● **Directive**:
Each line of the material below that holds the word "description" needs to be copied.

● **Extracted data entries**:
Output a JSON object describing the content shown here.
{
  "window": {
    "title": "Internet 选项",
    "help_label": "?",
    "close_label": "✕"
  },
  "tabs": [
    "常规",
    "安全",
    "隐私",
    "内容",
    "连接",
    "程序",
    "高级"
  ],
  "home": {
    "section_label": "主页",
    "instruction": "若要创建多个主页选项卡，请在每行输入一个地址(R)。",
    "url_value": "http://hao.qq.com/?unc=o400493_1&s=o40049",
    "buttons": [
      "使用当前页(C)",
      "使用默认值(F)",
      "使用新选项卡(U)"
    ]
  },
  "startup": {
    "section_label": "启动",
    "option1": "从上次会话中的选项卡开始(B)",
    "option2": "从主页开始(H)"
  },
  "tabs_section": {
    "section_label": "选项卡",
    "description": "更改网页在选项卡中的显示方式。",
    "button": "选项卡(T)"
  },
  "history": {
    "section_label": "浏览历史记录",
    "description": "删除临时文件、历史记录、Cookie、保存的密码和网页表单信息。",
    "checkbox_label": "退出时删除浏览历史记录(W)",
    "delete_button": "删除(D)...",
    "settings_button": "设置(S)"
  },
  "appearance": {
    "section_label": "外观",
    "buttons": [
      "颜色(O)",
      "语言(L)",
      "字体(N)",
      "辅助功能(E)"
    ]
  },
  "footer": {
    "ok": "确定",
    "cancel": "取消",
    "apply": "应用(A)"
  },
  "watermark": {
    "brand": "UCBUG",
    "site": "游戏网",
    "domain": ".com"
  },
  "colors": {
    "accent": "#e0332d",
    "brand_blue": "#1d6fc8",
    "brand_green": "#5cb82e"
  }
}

● **Solution for this problem**:
    "description": "更改网页在选项卡中的显示方式。",
    "description": "删除临时文件、历史记录、Cookie、保存的密码和网页表单信息。",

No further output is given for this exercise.